WHAT YOU ARE ASKED TO DO:
Write the entries below out again exactly; any picture in them stays out.

══════════════════════════════

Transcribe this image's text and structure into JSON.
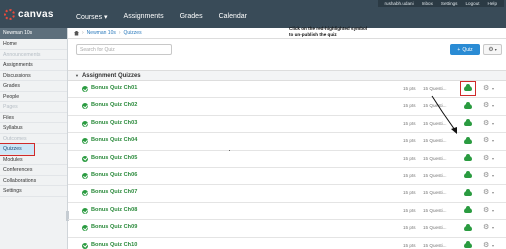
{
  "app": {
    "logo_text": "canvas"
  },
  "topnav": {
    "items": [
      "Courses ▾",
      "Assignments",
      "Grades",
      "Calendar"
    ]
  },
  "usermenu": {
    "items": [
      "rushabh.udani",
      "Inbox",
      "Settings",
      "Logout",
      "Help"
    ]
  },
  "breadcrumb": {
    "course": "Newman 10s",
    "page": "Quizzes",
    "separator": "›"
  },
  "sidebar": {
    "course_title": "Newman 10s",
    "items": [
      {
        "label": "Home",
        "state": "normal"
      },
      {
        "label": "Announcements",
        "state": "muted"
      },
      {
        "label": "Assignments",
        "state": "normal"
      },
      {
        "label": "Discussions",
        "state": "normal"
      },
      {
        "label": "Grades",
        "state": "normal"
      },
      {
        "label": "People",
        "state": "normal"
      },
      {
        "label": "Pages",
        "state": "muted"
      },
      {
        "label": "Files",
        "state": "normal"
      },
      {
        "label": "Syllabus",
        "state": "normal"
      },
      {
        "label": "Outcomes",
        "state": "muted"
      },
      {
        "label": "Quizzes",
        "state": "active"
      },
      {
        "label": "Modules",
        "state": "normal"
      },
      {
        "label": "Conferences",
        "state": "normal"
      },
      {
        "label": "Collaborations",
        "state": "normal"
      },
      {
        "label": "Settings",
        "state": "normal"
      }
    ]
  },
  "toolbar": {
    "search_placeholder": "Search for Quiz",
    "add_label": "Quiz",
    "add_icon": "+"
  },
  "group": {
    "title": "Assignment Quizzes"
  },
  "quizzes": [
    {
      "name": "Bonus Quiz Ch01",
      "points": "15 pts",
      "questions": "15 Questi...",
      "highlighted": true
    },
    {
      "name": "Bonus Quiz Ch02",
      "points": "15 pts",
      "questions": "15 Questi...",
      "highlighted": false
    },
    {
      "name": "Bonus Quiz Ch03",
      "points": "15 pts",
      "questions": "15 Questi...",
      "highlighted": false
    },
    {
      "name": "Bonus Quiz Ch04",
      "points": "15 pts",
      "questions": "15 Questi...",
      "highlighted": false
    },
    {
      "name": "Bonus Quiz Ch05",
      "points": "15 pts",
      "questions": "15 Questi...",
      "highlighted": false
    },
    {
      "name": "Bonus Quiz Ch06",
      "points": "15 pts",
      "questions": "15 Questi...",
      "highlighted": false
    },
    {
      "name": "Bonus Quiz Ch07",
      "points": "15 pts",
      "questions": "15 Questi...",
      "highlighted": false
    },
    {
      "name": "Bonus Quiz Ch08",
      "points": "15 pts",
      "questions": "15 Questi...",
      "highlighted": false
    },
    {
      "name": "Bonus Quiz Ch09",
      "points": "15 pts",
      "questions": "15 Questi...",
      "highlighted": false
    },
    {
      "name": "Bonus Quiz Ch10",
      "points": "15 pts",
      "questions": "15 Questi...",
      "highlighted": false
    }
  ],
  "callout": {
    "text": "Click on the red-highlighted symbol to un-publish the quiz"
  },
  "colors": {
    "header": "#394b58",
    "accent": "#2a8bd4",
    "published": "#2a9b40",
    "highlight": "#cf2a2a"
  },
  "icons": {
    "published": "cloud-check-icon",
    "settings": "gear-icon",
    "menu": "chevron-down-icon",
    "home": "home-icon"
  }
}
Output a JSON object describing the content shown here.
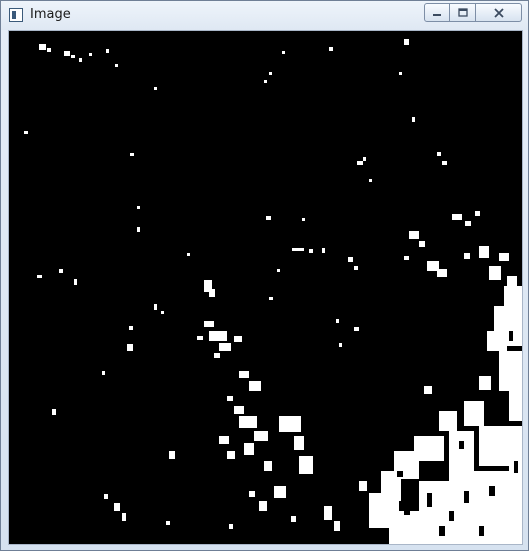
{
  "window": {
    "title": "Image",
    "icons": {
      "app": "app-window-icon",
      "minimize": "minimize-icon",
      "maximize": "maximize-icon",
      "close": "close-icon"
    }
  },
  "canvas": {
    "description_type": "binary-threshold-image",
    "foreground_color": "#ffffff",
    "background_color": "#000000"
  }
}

══════════════════════════════

RESPONSE BELOW:
Transcribe this image's text and structure into JSON.
{
  "app": {
    "logo_text": "canvas"
  },
  "topnav": {
    "items": [
      "Courses ▾",
      "Assignments",
      "Grades",
      "Calendar"
    ]
  },
  "usermenu": {
    "items": [
      "rushabh.udani",
      "Inbox",
      "Settings",
      "Logout",
      "Help"
    ]
  },
  "breadcrumb": {
    "course": "Newman 10s",
    "page": "Quizzes",
    "separator": "›"
  },
  "sidebar": {
    "course_title": "Newman 10s",
    "items": [
      {
        "label": "Home",
        "state": "normal"
      },
      {
        "label": "Announcements",
        "state": "muted"
      },
      {
        "label": "Assignments",
        "state": "normal"
      },
      {
        "label": "Discussions",
        "state": "normal"
      },
      {
        "label": "Grades",
        "state": "normal"
      },
      {
        "label": "People",
        "state": "normal"
      },
      {
        "label": "Pages",
        "state": "muted"
      },
      {
        "label": "Files",
        "state": "normal"
      },
      {
        "label": "Syllabus",
        "state": "normal"
      },
      {
        "label": "Outcomes",
        "state": "muted"
      },
      {
        "label": "Quizzes",
        "state": "active"
      },
      {
        "label": "Modules",
        "state": "normal"
      },
      {
        "label": "Conferences",
        "state": "normal"
      },
      {
        "label": "Collaborations",
        "state": "normal"
      },
      {
        "label": "Settings",
        "state": "normal"
      }
    ]
  },
  "toolbar": {
    "search_placeholder": "Search for Quiz",
    "add_label": "Quiz",
    "add_icon": "+"
  },
  "group": {
    "title": "Assignment Quizzes"
  },
  "quizzes": [
    {
      "name": "Bonus Quiz Ch01",
      "points": "15 pts",
      "questions": "15 Questi...",
      "highlighted": true
    },
    {
      "name": "Bonus Quiz Ch02",
      "points": "15 pts",
      "questions": "15 Questi...",
      "highlighted": false
    },
    {
      "name": "Bonus Quiz Ch03",
      "points": "15 pts",
      "questions": "15 Questi...",
      "highlighted": false
    },
    {
      "name": "Bonus Quiz Ch04",
      "points": "15 pts",
      "questions": "15 Questi...",
      "highlighted": false
    },
    {
      "name": "Bonus Quiz Ch05",
      "points": "15 pts",
      "questions": "15 Questi...",
      "highlighted": false
    },
    {
      "name": "Bonus Quiz Ch06",
      "points": "15 pts",
      "questions": "15 Questi...",
      "highlighted": false
    },
    {
      "name": "Bonus Quiz Ch07",
      "points": "15 pts",
      "questions": "15 Questi...",
      "highlighted": false
    },
    {
      "name": "Bonus Quiz Ch08",
      "points": "15 pts",
      "questions": "15 Questi...",
      "highlighted": false
    },
    {
      "name": "Bonus Quiz Ch09",
      "points": "15 pts",
      "questions": "15 Questi...",
      "highlighted": false
    },
    {
      "name": "Bonus Quiz Ch10",
      "points": "15 pts",
      "questions": "15 Questi...",
      "highlighted": false
    }
  ],
  "callout": {
    "text": "Click on the red-highlighted symbol to un-publish the quiz"
  },
  "colors": {
    "header": "#394b58",
    "accent": "#2a8bd4",
    "published": "#2a9b40",
    "highlight": "#cf2a2a"
  },
  "icons": {
    "published": "cloud-check-icon",
    "settings": "gear-icon",
    "menu": "chevron-down-icon",
    "home": "home-icon"
  }
}
Output a JSON object describing the content shown here.
{
  "window": {
    "title": "Image",
    "icons": {
      "app": "app-window-icon",
      "minimize": "minimize-icon",
      "maximize": "maximize-icon",
      "close": "close-icon"
    }
  },
  "canvas": {
    "description_type": "binary-threshold-image",
    "foreground_color": "#ffffff",
    "background_color": "#000000"
  }
}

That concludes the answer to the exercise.